### Stated exercise
Among the entries below, count the lines where the string "PROPOSED" occurs, and give only the number.

### Given entries

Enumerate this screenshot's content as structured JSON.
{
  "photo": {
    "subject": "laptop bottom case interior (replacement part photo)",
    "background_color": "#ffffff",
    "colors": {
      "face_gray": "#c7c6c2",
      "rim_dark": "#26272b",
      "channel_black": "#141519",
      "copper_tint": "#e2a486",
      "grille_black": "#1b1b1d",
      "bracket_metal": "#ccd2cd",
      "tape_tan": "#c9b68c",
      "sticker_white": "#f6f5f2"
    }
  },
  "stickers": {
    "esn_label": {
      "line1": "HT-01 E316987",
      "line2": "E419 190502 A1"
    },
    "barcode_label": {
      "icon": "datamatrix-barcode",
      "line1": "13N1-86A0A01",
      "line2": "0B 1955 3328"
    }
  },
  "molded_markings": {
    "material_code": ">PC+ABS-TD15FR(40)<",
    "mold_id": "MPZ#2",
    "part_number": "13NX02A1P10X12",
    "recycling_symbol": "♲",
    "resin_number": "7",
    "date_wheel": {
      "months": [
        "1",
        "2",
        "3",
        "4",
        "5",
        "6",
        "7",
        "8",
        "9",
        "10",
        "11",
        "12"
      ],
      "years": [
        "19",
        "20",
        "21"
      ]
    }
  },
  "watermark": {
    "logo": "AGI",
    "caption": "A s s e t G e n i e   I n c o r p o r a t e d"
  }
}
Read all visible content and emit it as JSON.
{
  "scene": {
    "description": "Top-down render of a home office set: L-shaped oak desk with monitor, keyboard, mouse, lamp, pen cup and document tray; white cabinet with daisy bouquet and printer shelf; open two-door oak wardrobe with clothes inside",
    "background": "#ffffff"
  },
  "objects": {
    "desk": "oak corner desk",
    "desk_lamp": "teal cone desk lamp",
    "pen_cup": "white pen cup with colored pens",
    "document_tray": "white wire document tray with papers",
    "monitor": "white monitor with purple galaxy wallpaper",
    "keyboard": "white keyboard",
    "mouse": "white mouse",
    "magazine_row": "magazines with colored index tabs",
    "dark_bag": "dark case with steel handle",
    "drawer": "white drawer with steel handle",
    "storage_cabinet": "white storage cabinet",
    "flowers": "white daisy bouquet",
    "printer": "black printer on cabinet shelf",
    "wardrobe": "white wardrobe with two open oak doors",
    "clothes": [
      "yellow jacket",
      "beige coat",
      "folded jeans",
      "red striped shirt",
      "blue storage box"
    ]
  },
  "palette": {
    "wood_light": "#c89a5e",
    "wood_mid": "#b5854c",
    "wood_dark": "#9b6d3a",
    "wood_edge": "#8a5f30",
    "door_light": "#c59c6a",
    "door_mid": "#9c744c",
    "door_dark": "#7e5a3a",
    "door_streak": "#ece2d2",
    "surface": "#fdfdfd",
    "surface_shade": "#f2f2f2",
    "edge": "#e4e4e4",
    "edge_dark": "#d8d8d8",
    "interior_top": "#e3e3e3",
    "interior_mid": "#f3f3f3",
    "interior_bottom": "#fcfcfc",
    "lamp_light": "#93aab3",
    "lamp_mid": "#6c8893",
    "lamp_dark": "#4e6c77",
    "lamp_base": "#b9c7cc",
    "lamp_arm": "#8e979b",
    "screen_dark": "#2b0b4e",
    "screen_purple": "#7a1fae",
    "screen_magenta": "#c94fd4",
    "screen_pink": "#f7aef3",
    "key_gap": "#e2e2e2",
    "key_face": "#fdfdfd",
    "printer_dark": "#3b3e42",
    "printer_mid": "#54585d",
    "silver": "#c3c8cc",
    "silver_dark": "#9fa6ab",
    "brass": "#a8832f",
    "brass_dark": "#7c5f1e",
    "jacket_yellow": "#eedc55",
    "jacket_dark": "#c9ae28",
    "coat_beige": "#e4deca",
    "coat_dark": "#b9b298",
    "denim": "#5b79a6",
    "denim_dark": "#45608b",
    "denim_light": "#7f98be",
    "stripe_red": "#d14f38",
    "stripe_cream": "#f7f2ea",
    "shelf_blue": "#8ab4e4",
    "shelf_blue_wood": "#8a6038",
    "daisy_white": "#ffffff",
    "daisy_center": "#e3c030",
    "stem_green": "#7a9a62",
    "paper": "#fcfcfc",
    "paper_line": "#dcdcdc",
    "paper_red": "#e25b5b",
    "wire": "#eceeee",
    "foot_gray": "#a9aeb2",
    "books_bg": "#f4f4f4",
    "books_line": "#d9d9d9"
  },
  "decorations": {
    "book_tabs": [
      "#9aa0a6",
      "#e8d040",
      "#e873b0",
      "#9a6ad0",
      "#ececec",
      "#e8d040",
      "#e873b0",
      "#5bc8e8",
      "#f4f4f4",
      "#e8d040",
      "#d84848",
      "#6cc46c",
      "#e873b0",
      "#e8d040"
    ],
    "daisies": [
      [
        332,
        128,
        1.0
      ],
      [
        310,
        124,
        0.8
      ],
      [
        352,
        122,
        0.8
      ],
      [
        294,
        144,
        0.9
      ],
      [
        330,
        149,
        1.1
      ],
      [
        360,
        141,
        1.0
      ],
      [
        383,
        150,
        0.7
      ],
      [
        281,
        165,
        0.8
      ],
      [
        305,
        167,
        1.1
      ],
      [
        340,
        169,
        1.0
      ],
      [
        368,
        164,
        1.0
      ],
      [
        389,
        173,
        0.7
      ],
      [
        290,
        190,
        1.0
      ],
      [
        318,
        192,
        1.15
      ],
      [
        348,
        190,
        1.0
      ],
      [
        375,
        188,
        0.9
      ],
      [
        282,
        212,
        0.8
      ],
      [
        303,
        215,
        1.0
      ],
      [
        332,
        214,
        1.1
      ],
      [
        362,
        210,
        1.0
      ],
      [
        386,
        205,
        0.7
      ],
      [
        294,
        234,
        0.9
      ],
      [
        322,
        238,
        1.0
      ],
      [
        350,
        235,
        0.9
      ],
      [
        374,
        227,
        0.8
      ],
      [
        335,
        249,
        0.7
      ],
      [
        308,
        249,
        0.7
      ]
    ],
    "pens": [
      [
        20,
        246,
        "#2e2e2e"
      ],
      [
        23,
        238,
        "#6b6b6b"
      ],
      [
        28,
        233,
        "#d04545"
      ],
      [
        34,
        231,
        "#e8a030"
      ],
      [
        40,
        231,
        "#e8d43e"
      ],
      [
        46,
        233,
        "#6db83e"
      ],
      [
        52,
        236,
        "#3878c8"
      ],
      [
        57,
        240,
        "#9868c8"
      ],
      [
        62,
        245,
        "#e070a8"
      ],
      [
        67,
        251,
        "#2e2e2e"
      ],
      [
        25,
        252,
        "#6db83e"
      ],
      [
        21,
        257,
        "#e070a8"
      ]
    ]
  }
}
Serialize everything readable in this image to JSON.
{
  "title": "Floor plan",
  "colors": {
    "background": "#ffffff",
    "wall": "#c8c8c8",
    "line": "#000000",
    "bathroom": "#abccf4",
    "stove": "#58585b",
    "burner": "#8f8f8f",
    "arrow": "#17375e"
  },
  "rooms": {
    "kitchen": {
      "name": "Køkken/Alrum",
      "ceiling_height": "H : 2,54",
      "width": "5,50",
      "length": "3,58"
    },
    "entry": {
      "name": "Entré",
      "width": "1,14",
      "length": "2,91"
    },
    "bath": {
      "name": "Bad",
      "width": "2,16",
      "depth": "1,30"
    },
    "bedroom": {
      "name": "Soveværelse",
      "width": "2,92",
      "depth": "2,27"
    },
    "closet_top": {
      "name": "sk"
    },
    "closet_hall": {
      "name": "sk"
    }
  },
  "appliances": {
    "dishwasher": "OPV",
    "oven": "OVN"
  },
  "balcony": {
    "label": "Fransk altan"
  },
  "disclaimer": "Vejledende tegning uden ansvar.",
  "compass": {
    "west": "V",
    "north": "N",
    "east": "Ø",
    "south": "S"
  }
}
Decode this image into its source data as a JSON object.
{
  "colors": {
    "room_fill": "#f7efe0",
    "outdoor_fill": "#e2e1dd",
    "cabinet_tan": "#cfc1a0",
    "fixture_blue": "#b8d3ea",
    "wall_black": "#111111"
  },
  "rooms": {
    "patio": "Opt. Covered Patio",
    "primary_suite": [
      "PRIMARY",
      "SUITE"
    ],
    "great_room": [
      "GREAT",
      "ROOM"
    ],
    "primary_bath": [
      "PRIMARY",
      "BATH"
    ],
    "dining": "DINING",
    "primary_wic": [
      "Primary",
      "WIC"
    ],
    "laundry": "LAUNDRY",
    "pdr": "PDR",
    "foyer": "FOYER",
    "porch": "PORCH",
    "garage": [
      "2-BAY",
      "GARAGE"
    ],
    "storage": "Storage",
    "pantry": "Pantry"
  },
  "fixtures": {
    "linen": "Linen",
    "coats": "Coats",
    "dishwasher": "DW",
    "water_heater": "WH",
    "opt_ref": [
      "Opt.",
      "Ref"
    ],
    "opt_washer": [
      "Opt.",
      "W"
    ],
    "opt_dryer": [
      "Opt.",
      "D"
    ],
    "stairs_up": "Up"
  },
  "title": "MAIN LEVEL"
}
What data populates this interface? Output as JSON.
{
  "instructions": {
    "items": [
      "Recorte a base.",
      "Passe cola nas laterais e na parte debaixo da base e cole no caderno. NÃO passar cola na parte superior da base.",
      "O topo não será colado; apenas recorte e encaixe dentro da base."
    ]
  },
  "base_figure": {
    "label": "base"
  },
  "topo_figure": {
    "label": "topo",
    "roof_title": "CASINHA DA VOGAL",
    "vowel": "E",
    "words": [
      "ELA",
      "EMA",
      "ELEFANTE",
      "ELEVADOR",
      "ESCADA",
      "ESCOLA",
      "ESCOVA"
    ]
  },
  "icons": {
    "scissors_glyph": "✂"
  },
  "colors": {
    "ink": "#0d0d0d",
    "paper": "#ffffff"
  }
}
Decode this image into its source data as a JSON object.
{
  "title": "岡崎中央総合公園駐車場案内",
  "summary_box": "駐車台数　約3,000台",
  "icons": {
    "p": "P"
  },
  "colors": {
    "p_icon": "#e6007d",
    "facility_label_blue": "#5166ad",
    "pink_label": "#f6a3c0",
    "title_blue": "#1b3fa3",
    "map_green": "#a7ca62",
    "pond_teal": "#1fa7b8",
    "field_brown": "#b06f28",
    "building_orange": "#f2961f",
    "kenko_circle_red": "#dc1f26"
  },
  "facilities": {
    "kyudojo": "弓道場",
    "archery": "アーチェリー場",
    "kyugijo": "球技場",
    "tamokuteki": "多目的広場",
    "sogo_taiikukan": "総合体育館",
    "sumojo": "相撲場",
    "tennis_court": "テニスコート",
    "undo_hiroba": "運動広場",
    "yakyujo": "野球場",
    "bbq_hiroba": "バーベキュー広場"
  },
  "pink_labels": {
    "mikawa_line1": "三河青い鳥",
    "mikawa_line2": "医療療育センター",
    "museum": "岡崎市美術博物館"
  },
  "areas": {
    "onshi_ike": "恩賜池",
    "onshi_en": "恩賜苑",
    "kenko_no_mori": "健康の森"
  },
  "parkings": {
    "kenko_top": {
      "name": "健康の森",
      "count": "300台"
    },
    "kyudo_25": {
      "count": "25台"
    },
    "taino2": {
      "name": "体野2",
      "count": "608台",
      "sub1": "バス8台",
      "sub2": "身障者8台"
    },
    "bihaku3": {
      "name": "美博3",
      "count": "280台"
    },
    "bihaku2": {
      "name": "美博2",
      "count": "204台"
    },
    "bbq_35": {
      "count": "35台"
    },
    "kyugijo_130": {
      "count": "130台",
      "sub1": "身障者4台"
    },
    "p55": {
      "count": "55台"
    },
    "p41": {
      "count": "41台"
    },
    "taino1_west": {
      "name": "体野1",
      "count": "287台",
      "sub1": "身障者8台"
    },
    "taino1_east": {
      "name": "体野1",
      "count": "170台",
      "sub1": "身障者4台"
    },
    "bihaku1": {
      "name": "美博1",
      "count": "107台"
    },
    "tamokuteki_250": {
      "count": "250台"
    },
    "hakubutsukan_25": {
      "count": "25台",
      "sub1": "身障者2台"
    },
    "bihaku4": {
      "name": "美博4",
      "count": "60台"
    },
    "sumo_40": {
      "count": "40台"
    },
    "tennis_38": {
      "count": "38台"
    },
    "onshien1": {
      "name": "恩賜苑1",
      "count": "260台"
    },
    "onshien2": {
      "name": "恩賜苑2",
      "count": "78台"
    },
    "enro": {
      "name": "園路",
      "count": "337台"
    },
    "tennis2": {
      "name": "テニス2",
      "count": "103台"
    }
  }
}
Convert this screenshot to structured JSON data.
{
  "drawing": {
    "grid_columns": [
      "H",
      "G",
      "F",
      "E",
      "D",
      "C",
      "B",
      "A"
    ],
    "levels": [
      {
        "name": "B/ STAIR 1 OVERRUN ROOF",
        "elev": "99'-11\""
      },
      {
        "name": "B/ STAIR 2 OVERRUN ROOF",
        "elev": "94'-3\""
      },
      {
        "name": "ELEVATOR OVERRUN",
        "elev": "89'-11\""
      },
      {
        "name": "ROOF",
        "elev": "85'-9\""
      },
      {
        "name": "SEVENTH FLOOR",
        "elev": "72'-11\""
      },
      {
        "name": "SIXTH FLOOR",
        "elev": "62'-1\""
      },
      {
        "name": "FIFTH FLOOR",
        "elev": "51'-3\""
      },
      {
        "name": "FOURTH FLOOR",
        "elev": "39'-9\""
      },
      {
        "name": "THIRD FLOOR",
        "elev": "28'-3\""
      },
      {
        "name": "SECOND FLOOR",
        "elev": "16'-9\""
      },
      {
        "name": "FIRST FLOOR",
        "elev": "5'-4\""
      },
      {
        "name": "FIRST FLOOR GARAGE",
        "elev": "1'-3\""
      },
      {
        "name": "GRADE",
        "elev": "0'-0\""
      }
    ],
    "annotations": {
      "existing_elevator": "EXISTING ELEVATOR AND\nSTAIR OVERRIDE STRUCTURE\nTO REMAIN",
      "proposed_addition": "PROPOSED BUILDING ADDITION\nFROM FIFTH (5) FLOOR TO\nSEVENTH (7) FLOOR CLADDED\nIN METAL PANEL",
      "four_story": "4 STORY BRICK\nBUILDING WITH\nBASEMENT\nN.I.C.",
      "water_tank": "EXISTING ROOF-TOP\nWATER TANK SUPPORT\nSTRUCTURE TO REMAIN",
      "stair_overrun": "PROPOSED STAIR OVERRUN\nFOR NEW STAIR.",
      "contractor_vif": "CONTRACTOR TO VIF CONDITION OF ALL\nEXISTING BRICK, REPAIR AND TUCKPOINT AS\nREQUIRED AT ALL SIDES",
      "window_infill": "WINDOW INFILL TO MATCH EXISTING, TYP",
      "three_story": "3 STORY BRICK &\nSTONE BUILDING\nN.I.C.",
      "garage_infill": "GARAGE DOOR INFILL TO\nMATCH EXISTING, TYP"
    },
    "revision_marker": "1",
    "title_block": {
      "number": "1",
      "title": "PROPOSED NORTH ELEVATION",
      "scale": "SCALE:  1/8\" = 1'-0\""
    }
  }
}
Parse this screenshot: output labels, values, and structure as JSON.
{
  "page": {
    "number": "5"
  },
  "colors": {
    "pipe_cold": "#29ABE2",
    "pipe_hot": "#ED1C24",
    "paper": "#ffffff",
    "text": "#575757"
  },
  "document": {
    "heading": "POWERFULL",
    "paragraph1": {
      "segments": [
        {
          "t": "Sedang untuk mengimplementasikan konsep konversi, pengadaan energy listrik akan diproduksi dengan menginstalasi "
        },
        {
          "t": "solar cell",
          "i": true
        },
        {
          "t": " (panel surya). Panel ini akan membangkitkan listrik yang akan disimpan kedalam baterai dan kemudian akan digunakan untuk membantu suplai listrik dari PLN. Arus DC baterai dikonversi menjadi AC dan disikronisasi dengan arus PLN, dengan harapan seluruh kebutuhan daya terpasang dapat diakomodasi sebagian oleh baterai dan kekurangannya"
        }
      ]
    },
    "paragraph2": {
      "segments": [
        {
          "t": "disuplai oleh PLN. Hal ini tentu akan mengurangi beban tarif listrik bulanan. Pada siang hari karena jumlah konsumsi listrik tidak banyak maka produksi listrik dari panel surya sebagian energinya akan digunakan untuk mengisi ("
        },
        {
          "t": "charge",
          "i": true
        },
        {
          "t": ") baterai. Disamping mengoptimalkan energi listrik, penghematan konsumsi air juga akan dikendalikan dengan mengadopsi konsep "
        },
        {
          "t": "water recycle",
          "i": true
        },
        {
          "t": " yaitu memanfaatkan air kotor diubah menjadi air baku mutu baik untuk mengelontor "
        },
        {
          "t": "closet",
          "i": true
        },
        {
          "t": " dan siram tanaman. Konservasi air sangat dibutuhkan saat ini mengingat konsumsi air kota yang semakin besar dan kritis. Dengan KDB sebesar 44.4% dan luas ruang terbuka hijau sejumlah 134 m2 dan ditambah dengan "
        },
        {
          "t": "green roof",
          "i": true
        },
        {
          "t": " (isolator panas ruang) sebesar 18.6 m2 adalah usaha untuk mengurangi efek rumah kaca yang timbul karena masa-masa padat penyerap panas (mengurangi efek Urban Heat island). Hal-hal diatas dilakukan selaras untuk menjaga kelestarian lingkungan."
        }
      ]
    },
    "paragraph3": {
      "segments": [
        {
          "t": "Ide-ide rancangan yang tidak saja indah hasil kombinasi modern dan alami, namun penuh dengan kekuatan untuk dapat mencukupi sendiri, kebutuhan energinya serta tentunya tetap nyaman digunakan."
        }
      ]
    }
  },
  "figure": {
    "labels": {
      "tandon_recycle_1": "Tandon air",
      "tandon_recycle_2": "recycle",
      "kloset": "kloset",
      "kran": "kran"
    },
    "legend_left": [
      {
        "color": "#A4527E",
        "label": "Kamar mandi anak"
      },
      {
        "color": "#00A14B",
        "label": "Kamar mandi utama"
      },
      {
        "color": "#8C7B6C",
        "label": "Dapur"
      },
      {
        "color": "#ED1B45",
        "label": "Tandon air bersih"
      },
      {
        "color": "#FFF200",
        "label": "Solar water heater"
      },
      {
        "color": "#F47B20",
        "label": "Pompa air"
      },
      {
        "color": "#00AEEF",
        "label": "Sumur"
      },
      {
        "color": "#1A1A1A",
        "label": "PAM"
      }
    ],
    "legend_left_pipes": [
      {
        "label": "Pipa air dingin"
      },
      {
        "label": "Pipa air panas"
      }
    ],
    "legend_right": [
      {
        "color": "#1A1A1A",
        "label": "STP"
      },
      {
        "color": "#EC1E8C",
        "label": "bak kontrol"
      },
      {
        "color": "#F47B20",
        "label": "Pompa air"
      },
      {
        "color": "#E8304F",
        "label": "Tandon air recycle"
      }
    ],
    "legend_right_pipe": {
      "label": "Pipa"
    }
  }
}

### Task answer
3